Count every line below that contains "name", then state the total with no other output.

===

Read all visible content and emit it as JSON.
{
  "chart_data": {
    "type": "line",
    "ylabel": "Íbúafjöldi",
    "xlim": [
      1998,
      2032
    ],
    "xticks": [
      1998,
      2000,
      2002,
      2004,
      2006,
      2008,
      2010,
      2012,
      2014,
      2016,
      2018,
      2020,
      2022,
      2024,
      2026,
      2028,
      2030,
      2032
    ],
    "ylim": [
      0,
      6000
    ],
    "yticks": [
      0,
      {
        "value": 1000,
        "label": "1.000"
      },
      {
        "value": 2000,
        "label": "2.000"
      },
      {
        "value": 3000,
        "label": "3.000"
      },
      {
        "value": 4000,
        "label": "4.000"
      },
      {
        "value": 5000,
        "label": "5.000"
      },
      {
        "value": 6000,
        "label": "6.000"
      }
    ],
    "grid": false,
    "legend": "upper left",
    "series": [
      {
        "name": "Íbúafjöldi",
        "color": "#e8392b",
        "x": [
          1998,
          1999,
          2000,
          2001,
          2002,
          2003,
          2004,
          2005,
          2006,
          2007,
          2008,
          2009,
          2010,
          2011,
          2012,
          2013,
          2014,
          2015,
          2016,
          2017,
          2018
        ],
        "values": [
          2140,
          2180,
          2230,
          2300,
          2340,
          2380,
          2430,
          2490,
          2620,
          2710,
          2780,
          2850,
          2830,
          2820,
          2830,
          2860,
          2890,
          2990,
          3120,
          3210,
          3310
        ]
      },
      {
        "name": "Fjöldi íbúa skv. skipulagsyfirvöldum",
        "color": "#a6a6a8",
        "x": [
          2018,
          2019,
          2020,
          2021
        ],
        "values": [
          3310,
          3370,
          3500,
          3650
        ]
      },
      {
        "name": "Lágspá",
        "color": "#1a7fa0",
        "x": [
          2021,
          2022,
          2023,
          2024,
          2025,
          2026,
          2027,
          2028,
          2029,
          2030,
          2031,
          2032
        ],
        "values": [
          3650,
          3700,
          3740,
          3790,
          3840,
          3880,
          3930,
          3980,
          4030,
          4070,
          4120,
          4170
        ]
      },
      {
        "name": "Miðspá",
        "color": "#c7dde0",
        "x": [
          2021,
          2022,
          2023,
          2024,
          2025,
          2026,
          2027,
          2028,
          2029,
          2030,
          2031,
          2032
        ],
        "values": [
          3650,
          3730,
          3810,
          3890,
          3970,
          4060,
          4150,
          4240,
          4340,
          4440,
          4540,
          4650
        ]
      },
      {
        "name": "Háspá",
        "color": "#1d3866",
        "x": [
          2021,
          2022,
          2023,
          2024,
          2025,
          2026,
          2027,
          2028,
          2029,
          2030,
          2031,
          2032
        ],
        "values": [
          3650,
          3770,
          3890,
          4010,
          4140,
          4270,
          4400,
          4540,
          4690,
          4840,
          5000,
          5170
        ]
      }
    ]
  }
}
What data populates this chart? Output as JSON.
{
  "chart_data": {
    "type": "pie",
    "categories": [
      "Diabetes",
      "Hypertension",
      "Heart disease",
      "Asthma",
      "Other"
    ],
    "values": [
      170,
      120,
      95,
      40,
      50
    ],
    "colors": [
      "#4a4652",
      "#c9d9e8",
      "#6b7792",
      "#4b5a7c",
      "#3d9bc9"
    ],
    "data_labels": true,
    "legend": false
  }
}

===

__SOLUTION FOR THIS PROBLEM__: 5